**Direction**
Only lines with the word "text" are needed; collect each of them from the listing below.

Saved data entries
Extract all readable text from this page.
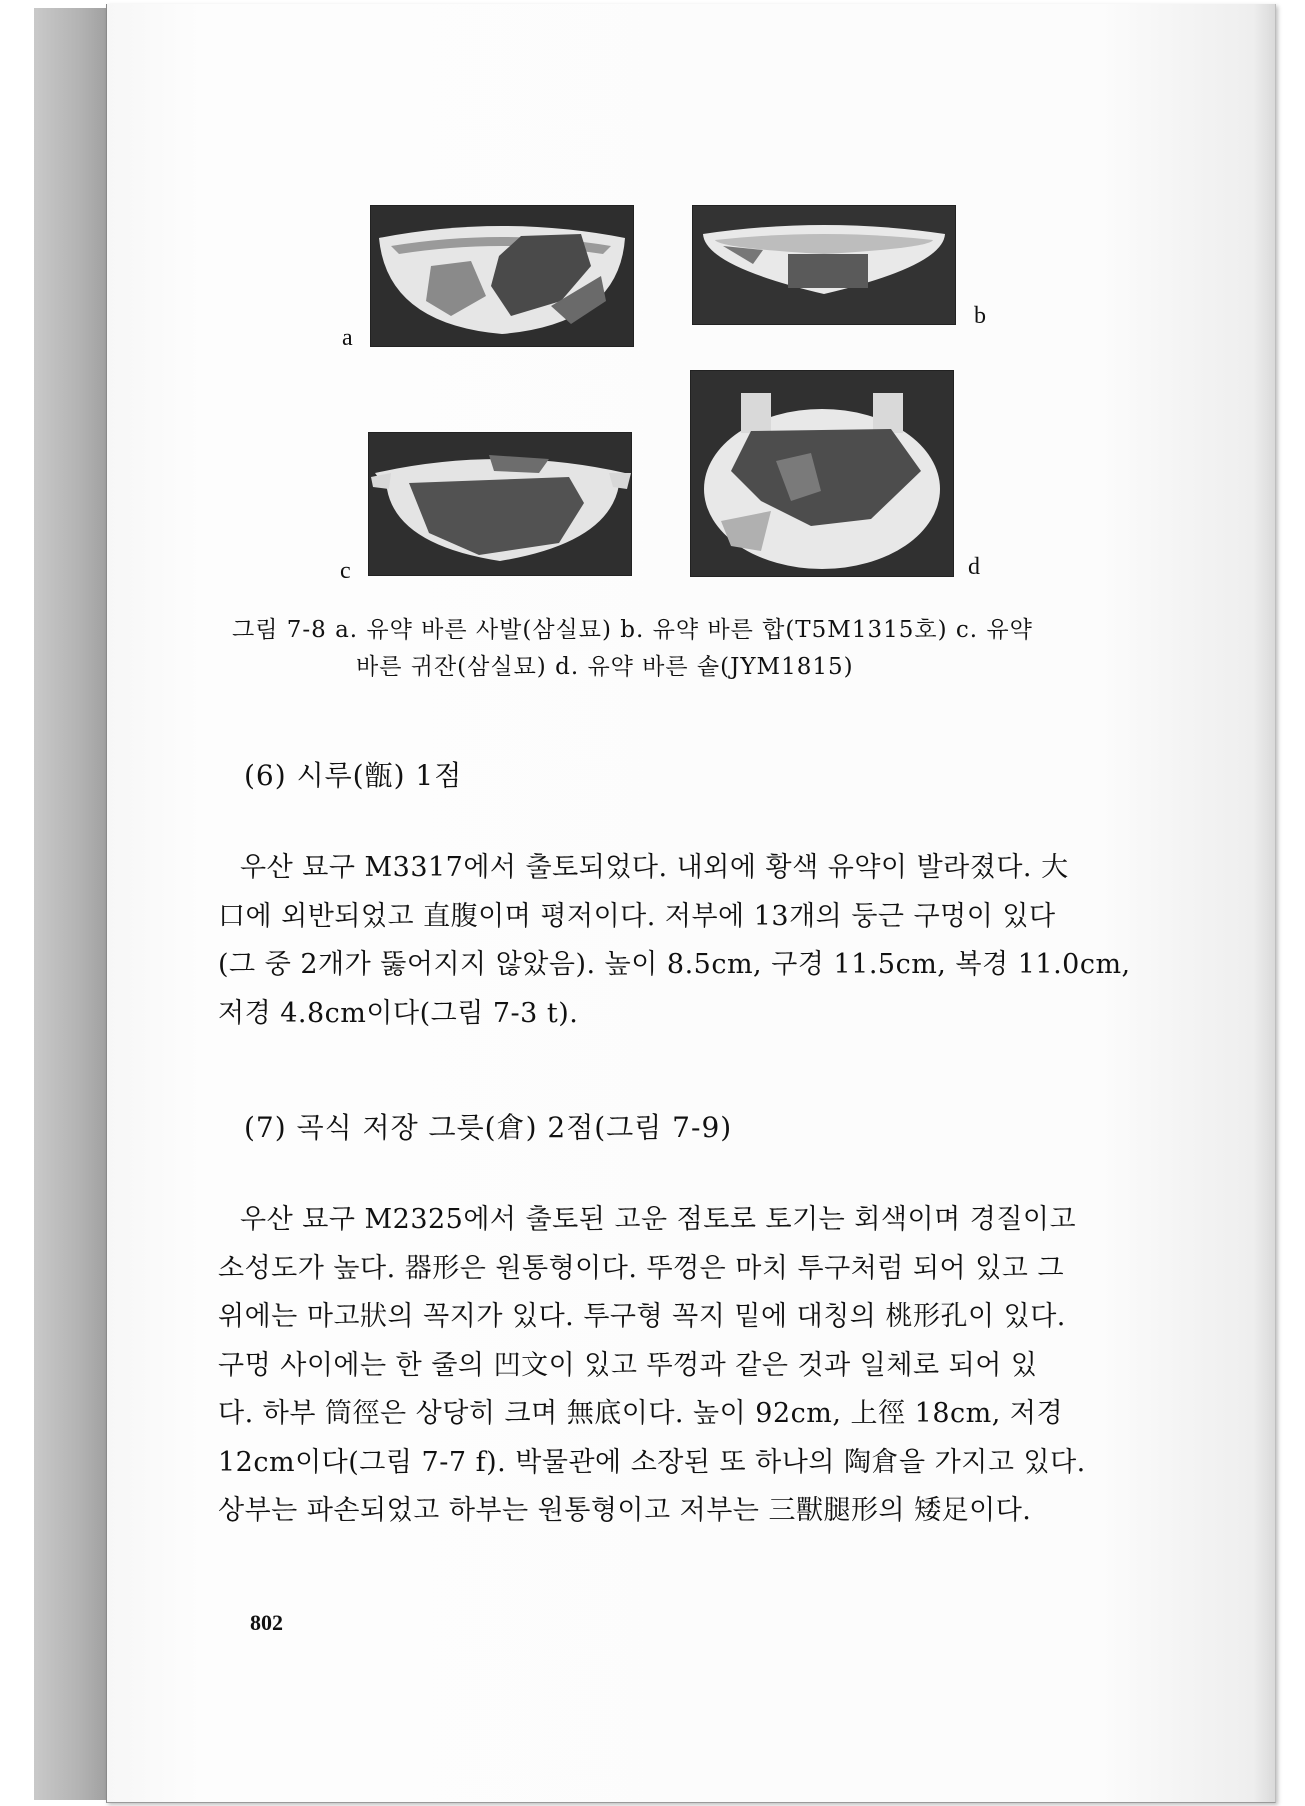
a
b
c	d
그림 7-8 a. 유약 바른 사발(삼실묘) b. 유약 바른 합(T5M1315호) c. 유약
바른 귀잔(삼실묘) d. 유약 바른 솥(JYM1815)
(6) 시루(甑) 1점
우산 묘구 M3317에서 출토되었다. 내외에 황색 유약이 발라졌다. 大
口에 외반되었고 直腹이며 평저이다. 저부에 13개의 둥근 구멍이 있다
(그 중 2개가 뚫어지지 않았음). 높이 8.5cm, 구경 11.5cm, 복경 11.0cm,
저경 4.8cm이다(그림 7-3 t).
(7) 곡식 저장 그릇(倉) 2점(그림 7-9)
우산 묘구 M2325에서 출토된 고운 점토로 토기는 회색이며 경질이고
소성도가 높다. 器形은 원통형이다. 뚜껑은 마치 투구처럼 되어 있고 그
위에는 마고狀의 꼭지가 있다. 투구형 꼭지 밑에 대칭의 桃形孔이 있다.
구멍 사이에는 한 줄의 凹文이 있고 뚜껑과 같은 것과 일체로 되어 있
다. 하부 筒徑은 상당히 크며 無底이다. 높이 92cm, 上徑 18cm, 저경
12cm이다(그림 7-7 f). 박물관에 소장된 또 하나의 陶倉을 가지고 있다.
상부는 파손되었고 하부는 원통형이고 저부는 三獸腿形의 矮足이다.
802
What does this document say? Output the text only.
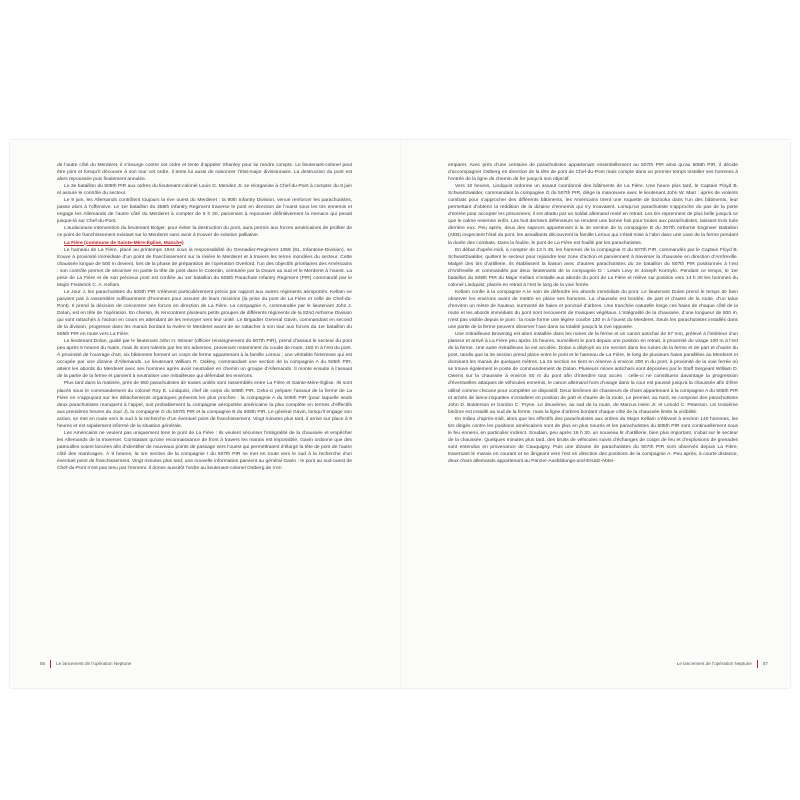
de l’autre côté du Merderet, il s’insurge contre cet ordre et tente d’appeler Shanley pour lui rendre compte. Le lieutenant-colonel peut être joint et lorsqu’il découvre à son tour cet ordre, il tente lui aussi de raisonner l’état-major divisionnaire. La destruction du pont est alors repoussée puis finalement annulée.

Le 3e bataillon du 508th PIR aux ordres du lieutenant-colonel Louis G. Mendez Jr. se réorganise à Chef-du-Pont à compter du 8 juin et assure le contrôle du secteur.

Le 9 juin, les Allemands contrôlent toujours la rive ouest du Merderet : la 90th Infantry Division, venue renforcer les parachutistes, passe alors à l’offensive. Le 1er bataillon du 358th Infantry Regiment traverse le pont en direction de l’ouest sous les tirs ennemis et engage les Allemands de l’autre côté du Merderet à compter de 5 h 30, parvenant à repousser définitivement la menace qui pesait jusque-là sur Chef-du-Pont.

L’audacieuse intervention du lieutenant Bolger, pour éviter la destruction du pont, aura permis aux forces américaines de profiter de ce point de franchissement existant sur le Merderet sans avoir à trouver de solution palliative.

La Fière (commune de Sainte-Mère-Église, Manche)

Le hameau de La Fière, placé au printemps 1944 sous la responsabilité du Grenadier-Regiment 1058 (91. Infanterie-Division), se trouve à proximité immédiate d’un point de franchissement sur la rivière le Merderet et à travers les terres inondées du secteur. Cette chaussée longue de 500 m devient, lors de la phase de préparation de l’opération Overlord, l’un des objectifs prioritaires des Américains : son contrôle permet de sécuriser en partie la tête de pont dans le Cotentin, ceinturée par la Douve au sud et le Merderet à l’ouest. La prise de La Fière et de son précieux pont est confiée au 1er bataillon du 505th Parachute Infantry Regiment (PIR) commandé par le Major Frederick C. A. Kellam.

Le Jour J, les parachutistes du 505th PIR s’élèvent particulièrement précis par rapport aux autres régiments aéroportés. Kellam ne parvient pas à rassembler suffisamment d’hommes pour assurer de leurs missions (la prise du pont de La Fière et celle de Chef-du-Pont). Il prend la décision de concentrer ses forces en direction de La Fière. La compagnie A, commandée par le lieutenant John J. Dolan, est en tête de l’opération. En chemin, ils rencontrent plusieurs petits groupes de différents régiments de la 82nd Airborne Division qui sont rattachés à l’action en cours en attendant de les renvoyer vers leur unité. Le Brigadier General Gavin, commandant en second de la division, progresse dans les marais bordant la rivière le Merderet avant de se rattacher à son tour aux forces du 1er bataillon du 505th PIR en route vers La Fière.

Le lieutenant Dolan, guidé par le lieutenant John H. Wisner (officier renseignement du 507th PIR), prend d’assaut le secteur du pont peu après 6 heures du matin, mais ils sont ralentis par les tirs adverses, provenant notamment du coude de route, 150 m à l’est du pont. À proximité de l’ouvrage d’art, six bâtiments forment un corps de ferme appartenant à la famille Leroux ; une véritable forteresse qui est occupée par une dizaine d’Allemands. Le lieutenant William R. Oakley, commandant une section de la compagnie A du 505th PIR, atteint les abords du Merderet avec ses hommes après avoir neutralisé en chemin un groupe d’Allemands. Il monte ensuite à l’assaut de la partie de la ferme et parvient à neutraliser une mitrailleuse qui défendait les environs.

Plus tard dans la matinée, près de 550 parachutistes de toutes unités sont rassemblés entre La Fière et Sainte-Mère-Église. Ils sont placés sous le commandement du colonel Roy E. Lindquist, chef de corps du 508th PIR. Celui-ci prépare l’assaut de la ferme de La Fière en s’appuyant sur les détachements organiques présents les plus proches : la compagnie A du 505th PIR (pour laquelle seuls deux parachutistes manquent à l’appel, soit probablement la compagnie aéroportée américaine la plus complète en termes d’effectifs aux premières heures du Jour J), la compagnie G du 507th PIR et la compagnie B du 508th PIR. Le général Gavin, lorsqu’il engage son action, se met en route vers le sud à la recherche d’un éventuel point de franchissement. Vingt minutes plus tard, il arrive sur place à 9 heures et est rapidement informé de la situation générale.

Les Américains ne veulent pas uniquement tenir le pont de La Fière : ils veulent sécuriser l’intégralité de la chaussée et empêcher les Allemands de la traverser. Constatant qu’une reconnaissance de front à travers les marais est impossible, Gavin ordonne que des patrouilles soient lancées afin d’identifier de nouveaux points de passage vers l’ouest qui permettraient d’élargir la tête de pont de l’autre côté des marécages. À 9 heures, la 1re section de la compagnie I du 507th PIR se met en route vers le sud à la recherche d’un éventuel point de franchissement. Vingt minutes plus tard, une nouvelle information parvient au général Gavin : le pont au sud-ouest de Chef-du-Pont n’est pas tenu par l’ennemi. Il donne aussitôt l’ordre au lieutenant-colonel Ostberg de s’en

56 Le lancement de l’opération Neptune

emparer. Avec près d’une centaine de parachutistes appartenant essentiellement au 507th PIR ainsi qu’au 508th PIR, il décide d’accompagner Ostberg en direction de la tête de pont de Chef-du-Pont mais compte dans un premier temps installer ses hommes à l’entrée de la ligne de chemin de fer jusqu’à son objectif.

Vers 10 heures, Lindquist ordonne un assaut coordonné des bâtiments de La Fière. Une heure plus tard, le Captain Floyd B. Schwartzwalder, commandant la compagnie G du 507th PIR, dirige la manœuvre avec le lieutenant John W. Marr : après de violents combats pour s’approcher des différents bâtiments, les Américains tirent une roquette de bazooka dans l’un des bâtiments, leur permettant d’obtenir la reddition de la dizaine d’ennemis qui s’y trouvaient. Lorsqu’un parachutiste s’approche du pas de la porte d’entrée pour accepter les prisonniers, il est abattu par un soldat allemand resté en retrait. Les tirs reprennent de plus belle jusqu’à ce que le calme revienne enfin. Les huit derniers défenseurs se rendent une bonne fois pour toutes aux parachutistes, laissant trois tués derrière eux. Peu après, deux des sapeurs appartenant à la 3e section de la compagnie B du 307th Airborne Engineer Battalion (AEB) inspectent l’état du pont, les assaillants découvrent la famille Leroux qui s’était mise à l’abri dans une cave de la ferme pendant la durée des combats. Dans la foulée, le pont de La Fière est fouillé par les parachutistes.

En début d’après-midi, à compter de 13 h 45, les hommes de la compagnie G du 507th PIR, commandés par le Captain Floyd B. Schwartzwalder, quittent le secteur pour rejoindre leur zone d’action et parviennent à traverser la chaussée en direction d’Amfreville. Malgré des tirs d’artillerie, ils établissent la liaison avec d’autres parachutistes du 2e bataillon du 507th PIR positionnés à l’est d’Amfreville et commandés par deux lieutenants de la compagnie D : Lewis Levy et Joseph Kormylo. Pendant ce temps, le 1er bataillon du 505th PIR du Major Kellam s’installe aux abords du pont de La Fière et relève sur position vers 14 h 30 les hommes du colonel Lindquist, placés en retrait à l’est le long de la voie ferrée.

Kellam confie à la compagnie A le soin de défendre les abords immédiats du pont. Le lieutenant Dolan prend le temps de bien observer les environs avant de mettre en place ses hommes. La chaussée est bordée, de part et d’autre de la route, d’un talus d’environ un mètre de hauteur, surmonté de haies et ponctué d’arbres. Une tranchée naturelle longe ces haies de chaque côté de la route et les abords immédiats du pont sont recouverts de masques végétaux. L’intégralité de la chaussée, d’une longueur de 500 m, n’est pas visible depuis le pont : la route forme une légère courbe 130 m à l’ouest du Merderet. Seuls les parachutistes installés dans une partie de la ferme peuvent observer l’axe dans sa totalité jusqu’à la rive opposée.

Une mitrailleuse Browning est alors installée dans les ruines de la ferme et un canon antichar de 57 mm, prélevé à l’intérieur d’un planeur et arrivé à La Fière peu après 15 heures, surveillent le pont depuis une position en retrait, à proximité du virage 100 m à l’est de la ferme. Une autre mitrailleuse lui est accolée. Dolan a déployé sa 1re section dans les ruines de la ferme et de part et d’autre du pont, tandis que la 3e section prend place entre le pont et le hameau de La Fière, le long de plusieurs haies parallèles au Merderet et dominant les marais de quelques mètres. La 2e section se tient en réserve à environ 300 m du pont, à proximité de la voie ferrée où se trouve également le poste de commandement de Dolan. Plusieurs mines antichars sont déposées par le Staff Sergeant William D. Owens sur la chaussée à environ 50 m du pont afin d’interdire tout accès : celle-ci ne constituera davantage la progression d’éventuelles attaques de véhicules ennemis, le canon allemand hors d’usage dans la cour est poussé jusqu’à la chaussée afin d’être utilisé comme chicane pour compléter ce dispositif. Deux binômes de chasseurs de chars appartenant à la compagnie A du 505th PIR et armés de lance-roquettes s’installent en position de part et d’autre de la route. Le premier, au nord, se compose des parachutistes John D. Bolderson et Gordon C. Pryne. Le deuxième, au sud de la route, de Marcus Heim Jr. et Lenold C. Peterson. Un troisième binôme est installé au sud de la ferme, mais la ligne d’arbres bordant chaque côté de la chaussée limite la visibilité.

En milieu d’après-midi, alors que les effectifs des parachutistes aux ordres du Major Kellam s’élèvent à environ 140 hommes, les tirs dirigés contre les positions américaines sont de plus en plus nourris et les parachutistes du 505th PIR sont continuellement sous le feu ennemi, en particulier indirect. Soudain, peu après 16 h 30, un nouveau tir d’artillerie, bien plus important, s’abat sur le secteur de la chaussée. Quelques minutes plus tard, des bruits de véhicules suivis d’échanges de coups de feu et d’explosions de grenades sont entendus en provenance de Cauquigny. Puis une dizaine de parachutistes du 507th PIR sont observés depuis La Fière, traversant le marais en courant et se dirigeant vers l’est en direction des positions de la compagnie A. Peu après, à courte distance, deux chars allemands appartenant au Panzer-Ausbildungs-und-Ersatz-Abtei-

Le lancement de l’opération Neptune 57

**Completed exercise**
Extract all readable text from this page.
What does this document say? Output the text only.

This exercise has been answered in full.